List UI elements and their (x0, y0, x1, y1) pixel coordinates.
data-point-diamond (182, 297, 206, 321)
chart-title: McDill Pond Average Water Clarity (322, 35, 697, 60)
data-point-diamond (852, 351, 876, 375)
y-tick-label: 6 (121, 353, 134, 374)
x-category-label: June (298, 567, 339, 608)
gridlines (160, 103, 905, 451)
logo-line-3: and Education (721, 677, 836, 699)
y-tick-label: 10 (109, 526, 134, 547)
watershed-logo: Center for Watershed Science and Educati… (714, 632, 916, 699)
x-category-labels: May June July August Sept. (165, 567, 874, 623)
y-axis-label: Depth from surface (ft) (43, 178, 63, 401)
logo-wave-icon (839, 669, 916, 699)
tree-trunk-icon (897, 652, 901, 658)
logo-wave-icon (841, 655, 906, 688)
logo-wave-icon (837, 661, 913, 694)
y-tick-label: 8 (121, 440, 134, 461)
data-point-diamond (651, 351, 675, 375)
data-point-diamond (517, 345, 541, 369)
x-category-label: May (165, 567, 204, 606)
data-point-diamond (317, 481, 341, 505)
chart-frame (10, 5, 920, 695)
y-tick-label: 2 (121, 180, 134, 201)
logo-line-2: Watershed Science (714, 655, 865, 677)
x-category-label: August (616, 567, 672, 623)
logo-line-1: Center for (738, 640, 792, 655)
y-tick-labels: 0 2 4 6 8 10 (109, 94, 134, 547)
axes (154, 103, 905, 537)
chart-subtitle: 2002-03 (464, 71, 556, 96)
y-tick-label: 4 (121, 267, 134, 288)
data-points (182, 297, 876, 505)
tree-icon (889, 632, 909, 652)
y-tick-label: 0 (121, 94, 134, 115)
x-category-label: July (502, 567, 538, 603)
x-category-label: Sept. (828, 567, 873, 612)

###

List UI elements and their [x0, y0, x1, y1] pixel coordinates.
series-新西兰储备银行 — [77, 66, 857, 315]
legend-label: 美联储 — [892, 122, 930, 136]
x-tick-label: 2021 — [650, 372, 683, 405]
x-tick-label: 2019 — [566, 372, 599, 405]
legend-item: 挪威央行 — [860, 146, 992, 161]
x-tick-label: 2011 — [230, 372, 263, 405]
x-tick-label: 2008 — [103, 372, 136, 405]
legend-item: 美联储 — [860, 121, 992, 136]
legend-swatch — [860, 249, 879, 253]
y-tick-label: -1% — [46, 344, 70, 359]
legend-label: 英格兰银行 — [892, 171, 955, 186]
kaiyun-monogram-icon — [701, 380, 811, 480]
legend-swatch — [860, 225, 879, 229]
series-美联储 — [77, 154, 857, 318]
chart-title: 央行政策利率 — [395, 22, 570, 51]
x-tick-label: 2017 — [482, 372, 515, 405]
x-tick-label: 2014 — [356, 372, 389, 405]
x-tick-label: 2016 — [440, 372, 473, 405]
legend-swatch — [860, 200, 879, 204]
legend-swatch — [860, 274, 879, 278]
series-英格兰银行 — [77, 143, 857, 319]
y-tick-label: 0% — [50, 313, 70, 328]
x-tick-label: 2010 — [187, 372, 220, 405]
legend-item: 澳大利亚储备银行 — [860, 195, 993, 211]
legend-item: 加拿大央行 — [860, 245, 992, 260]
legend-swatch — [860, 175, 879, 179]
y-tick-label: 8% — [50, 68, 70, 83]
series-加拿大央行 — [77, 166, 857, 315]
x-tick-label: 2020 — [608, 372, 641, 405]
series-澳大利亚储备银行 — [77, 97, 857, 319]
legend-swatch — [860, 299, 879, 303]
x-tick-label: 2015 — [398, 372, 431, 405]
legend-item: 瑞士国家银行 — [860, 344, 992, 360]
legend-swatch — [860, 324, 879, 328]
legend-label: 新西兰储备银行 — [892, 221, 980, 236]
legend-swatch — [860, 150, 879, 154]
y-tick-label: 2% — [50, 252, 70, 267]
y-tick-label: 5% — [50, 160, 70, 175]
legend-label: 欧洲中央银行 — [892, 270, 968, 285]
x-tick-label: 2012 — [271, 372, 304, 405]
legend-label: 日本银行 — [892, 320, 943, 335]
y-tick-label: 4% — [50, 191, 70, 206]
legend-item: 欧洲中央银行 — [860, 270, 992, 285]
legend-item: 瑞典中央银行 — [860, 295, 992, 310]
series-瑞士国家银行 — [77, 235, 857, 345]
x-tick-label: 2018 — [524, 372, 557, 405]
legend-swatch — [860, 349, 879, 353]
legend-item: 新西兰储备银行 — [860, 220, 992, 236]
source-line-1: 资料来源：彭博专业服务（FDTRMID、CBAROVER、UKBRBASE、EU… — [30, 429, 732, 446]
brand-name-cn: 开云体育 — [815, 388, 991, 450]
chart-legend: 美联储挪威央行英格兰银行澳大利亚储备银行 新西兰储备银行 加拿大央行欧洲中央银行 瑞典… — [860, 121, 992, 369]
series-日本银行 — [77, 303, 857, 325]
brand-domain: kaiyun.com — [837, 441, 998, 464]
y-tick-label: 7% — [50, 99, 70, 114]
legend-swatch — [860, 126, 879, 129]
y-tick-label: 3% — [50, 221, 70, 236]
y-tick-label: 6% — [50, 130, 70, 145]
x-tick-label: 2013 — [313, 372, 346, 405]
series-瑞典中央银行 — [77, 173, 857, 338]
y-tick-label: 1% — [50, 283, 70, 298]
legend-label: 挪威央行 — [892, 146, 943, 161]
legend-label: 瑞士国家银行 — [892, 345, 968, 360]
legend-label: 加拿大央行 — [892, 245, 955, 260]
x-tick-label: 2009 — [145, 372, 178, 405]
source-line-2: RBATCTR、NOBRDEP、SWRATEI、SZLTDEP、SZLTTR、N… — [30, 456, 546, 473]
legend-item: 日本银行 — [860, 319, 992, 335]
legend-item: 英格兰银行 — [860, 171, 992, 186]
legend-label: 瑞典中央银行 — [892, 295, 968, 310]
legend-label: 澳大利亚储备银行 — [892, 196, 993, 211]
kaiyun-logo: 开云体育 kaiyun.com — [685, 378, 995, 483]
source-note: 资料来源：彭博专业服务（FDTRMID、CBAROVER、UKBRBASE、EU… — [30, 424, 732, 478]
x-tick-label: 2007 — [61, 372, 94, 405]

###

## PROBLEM REQUIREMENTS:
Convert the lines from the one containing "List UI elements and their (x0, y0, x1, y1)" through the one containing "y-tick-label: 6 (121, 353, 134, 374)", including both, into a Markdown table. Use the columns Number and Line, and skip any blank lines.

## PROBLEM SOLUTION:
| Number | Line |
|---|---|
| 1 | List UI elements and their (x0, y0, x1, y1) pixel coordinates. |
| 2 | data-point-diamond (182, 297, 206, 321) |
| 3 | chart-title: McDill Pond Average Water Clarity (322, 35, 697, 60) |
| 4 | data-point-diamond (852, 351, 876, 375) |
| 5 | y-tick-label: 6 (121, 353, 134, 374) |